Data records

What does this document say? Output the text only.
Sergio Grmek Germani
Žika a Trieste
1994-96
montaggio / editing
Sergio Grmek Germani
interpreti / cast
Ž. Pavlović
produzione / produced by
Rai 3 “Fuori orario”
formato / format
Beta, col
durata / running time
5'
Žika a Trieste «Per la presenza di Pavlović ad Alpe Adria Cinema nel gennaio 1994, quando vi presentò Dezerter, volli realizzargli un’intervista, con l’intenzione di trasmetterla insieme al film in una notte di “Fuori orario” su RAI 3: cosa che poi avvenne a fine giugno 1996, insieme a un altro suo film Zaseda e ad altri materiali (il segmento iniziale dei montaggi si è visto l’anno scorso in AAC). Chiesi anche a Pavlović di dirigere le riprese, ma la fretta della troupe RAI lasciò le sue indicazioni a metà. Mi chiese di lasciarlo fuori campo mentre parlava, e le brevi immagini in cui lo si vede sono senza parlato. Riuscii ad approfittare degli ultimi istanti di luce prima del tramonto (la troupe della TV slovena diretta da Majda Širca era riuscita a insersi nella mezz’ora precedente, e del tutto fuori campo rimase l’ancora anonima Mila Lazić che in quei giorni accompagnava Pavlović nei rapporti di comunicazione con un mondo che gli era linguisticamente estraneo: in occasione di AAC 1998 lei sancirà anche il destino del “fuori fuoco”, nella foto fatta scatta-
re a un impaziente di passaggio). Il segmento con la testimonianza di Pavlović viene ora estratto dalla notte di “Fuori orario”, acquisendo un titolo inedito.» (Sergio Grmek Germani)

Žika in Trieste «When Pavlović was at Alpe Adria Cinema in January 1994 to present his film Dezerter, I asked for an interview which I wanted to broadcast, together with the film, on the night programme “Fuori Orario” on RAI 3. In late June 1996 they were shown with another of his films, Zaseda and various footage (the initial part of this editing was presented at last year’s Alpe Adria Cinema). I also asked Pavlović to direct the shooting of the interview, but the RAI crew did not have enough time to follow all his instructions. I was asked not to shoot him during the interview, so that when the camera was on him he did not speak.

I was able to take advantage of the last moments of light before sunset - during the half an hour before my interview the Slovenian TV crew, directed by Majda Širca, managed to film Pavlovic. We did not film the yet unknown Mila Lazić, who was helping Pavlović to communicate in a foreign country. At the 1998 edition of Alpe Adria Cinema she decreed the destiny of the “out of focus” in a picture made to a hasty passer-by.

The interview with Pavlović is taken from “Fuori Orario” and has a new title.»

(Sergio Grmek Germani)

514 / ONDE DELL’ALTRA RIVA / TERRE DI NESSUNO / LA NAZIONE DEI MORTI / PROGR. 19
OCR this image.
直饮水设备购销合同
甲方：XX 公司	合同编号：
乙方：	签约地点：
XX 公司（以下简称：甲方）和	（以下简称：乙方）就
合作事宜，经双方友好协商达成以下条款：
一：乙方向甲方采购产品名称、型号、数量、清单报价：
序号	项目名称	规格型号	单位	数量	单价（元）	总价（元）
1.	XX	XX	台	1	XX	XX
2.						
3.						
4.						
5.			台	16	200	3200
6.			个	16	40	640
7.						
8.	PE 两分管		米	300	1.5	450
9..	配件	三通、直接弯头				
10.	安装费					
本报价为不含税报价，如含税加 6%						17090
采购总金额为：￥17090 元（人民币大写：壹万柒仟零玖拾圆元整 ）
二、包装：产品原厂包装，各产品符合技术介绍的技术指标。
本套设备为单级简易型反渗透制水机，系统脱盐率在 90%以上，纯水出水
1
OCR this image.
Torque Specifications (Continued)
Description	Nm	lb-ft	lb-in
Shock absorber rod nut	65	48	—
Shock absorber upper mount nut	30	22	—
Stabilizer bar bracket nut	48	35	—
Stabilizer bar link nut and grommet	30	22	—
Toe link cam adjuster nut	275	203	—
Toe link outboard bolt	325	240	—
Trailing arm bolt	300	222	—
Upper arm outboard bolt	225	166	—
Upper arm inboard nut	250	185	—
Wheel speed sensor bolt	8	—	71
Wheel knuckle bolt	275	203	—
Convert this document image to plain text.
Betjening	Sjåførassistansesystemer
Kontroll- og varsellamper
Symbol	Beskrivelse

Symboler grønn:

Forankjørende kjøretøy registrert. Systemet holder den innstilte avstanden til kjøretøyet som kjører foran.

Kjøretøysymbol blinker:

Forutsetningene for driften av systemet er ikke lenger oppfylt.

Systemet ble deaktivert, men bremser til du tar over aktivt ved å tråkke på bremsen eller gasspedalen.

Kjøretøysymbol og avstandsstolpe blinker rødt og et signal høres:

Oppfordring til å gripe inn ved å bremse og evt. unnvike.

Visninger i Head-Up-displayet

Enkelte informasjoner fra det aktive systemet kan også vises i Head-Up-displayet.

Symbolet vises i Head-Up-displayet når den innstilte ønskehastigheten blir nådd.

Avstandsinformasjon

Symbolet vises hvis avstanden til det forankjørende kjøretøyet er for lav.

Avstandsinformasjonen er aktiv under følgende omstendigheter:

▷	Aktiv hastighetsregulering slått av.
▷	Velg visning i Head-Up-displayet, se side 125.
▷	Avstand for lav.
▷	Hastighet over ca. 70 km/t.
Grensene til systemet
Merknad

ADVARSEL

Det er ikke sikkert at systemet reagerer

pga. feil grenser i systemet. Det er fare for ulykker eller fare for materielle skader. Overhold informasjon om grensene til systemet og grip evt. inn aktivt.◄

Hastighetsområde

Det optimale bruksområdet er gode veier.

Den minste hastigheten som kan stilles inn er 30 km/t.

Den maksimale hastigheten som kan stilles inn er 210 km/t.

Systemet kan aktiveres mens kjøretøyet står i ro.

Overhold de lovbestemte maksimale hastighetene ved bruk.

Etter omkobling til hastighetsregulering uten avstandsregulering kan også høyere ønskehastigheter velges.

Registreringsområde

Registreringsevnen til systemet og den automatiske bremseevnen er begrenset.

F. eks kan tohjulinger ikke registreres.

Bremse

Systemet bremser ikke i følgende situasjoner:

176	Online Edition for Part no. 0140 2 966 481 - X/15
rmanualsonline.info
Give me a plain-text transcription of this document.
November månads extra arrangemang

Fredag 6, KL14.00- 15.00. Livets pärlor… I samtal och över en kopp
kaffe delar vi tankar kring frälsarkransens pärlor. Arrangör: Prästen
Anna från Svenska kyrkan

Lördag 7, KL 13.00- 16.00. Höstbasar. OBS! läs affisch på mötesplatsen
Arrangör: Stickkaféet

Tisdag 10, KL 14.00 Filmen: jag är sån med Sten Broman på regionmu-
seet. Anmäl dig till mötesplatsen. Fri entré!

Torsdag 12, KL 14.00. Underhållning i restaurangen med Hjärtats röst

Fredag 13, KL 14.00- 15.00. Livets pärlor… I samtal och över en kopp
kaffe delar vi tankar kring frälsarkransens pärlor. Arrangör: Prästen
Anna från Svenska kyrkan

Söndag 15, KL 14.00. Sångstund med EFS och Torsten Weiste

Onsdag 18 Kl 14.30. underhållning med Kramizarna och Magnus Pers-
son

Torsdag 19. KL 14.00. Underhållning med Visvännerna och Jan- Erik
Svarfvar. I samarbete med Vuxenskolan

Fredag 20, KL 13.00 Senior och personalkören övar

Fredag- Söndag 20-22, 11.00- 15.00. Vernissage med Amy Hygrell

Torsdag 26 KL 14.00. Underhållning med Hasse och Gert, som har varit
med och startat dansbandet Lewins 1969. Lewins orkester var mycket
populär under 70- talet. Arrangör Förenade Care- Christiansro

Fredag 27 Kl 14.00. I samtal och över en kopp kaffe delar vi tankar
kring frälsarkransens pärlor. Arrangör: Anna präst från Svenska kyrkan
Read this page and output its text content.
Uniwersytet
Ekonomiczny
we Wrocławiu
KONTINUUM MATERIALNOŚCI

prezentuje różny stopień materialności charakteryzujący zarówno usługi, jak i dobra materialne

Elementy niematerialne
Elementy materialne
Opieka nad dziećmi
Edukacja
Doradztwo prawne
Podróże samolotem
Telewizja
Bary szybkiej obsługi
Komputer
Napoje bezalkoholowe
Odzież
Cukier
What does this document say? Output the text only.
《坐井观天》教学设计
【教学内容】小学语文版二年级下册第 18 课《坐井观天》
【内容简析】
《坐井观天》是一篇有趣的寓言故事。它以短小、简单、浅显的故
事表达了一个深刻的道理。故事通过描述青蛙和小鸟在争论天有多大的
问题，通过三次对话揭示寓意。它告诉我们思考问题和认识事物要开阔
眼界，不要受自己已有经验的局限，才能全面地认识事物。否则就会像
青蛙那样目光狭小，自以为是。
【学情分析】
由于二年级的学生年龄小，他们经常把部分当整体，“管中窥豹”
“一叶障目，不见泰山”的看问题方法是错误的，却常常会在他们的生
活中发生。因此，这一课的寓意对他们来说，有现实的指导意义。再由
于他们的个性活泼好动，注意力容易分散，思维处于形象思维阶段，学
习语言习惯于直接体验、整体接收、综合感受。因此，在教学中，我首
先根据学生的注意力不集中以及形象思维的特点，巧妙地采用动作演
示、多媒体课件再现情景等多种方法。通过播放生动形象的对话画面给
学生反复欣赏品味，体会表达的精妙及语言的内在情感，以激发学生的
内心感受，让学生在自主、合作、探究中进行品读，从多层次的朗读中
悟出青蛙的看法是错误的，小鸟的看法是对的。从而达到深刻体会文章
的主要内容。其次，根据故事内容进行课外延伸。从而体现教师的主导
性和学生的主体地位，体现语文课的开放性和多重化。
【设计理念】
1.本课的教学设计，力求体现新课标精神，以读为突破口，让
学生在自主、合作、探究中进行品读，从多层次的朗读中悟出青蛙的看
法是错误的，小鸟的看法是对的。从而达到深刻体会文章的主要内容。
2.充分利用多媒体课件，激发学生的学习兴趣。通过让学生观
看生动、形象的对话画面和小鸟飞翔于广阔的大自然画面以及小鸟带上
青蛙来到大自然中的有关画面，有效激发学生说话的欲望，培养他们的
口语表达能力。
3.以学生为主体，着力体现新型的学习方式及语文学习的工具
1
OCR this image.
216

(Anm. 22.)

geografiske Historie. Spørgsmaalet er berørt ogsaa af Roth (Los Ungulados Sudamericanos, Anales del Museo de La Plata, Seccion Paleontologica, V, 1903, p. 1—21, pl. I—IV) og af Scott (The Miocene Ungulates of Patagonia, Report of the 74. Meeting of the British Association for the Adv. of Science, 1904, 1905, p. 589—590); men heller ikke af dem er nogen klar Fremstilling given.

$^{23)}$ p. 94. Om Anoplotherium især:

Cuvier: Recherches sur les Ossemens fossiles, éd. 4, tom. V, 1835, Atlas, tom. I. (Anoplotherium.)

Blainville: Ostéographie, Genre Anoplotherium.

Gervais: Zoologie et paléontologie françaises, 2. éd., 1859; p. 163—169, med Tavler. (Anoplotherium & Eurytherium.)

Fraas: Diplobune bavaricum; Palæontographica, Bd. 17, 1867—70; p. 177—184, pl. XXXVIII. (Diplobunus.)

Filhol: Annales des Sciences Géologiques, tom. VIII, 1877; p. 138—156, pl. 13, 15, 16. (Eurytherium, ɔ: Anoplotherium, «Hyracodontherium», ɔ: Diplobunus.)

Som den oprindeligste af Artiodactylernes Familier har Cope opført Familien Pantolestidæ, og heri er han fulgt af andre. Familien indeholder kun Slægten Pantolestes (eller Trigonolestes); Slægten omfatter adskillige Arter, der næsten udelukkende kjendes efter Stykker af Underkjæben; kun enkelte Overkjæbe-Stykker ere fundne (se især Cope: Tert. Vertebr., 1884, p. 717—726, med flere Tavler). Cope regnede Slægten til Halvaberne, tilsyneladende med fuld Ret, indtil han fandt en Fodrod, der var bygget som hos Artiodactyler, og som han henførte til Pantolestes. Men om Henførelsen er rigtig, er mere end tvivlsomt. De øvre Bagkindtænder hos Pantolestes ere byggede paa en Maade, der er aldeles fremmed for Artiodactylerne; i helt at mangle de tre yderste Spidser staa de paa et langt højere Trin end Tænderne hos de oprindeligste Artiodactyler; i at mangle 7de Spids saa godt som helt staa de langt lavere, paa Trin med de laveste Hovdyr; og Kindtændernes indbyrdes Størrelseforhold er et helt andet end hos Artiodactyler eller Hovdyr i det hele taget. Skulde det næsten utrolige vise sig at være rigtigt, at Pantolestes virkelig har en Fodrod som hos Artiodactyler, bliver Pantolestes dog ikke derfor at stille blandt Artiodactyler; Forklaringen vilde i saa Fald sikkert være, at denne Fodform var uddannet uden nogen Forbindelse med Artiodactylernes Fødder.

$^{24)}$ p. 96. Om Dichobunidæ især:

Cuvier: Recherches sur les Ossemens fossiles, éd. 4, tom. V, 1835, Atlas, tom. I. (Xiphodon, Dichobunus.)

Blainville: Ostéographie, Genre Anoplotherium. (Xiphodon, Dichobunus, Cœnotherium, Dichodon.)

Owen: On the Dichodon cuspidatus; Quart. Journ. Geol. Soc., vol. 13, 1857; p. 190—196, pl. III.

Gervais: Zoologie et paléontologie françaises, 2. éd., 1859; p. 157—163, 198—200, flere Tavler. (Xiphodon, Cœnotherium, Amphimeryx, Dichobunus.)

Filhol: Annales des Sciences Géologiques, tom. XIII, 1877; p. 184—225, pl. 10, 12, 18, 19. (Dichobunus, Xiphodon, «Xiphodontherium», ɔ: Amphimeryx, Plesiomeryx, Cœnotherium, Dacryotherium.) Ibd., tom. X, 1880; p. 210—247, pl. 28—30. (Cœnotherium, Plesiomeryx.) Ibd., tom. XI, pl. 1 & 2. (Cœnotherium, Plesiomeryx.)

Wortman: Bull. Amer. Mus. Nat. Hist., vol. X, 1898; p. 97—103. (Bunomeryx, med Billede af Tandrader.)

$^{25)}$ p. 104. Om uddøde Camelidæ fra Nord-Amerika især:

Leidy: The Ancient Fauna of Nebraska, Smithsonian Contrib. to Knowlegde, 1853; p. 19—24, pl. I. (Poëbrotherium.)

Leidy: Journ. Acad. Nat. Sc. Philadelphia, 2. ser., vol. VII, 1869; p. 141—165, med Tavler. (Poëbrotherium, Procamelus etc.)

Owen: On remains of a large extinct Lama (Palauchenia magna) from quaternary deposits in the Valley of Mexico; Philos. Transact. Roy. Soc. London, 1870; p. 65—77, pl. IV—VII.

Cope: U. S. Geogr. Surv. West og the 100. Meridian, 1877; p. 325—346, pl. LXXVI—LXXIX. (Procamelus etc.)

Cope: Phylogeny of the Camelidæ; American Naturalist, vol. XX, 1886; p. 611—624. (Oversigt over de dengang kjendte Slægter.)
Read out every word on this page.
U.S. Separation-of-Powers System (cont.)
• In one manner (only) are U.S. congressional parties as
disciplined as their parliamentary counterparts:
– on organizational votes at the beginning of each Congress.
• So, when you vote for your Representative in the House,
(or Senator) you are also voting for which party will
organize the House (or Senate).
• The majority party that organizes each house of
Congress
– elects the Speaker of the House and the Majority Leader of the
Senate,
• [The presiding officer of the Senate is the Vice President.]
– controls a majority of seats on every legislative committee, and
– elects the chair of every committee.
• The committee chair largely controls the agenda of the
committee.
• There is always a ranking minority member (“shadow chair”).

> **CHALLENGE**
Say how many lines above contain the string "document". Answer with the number only.

> **SOLVED PROBLEM**
4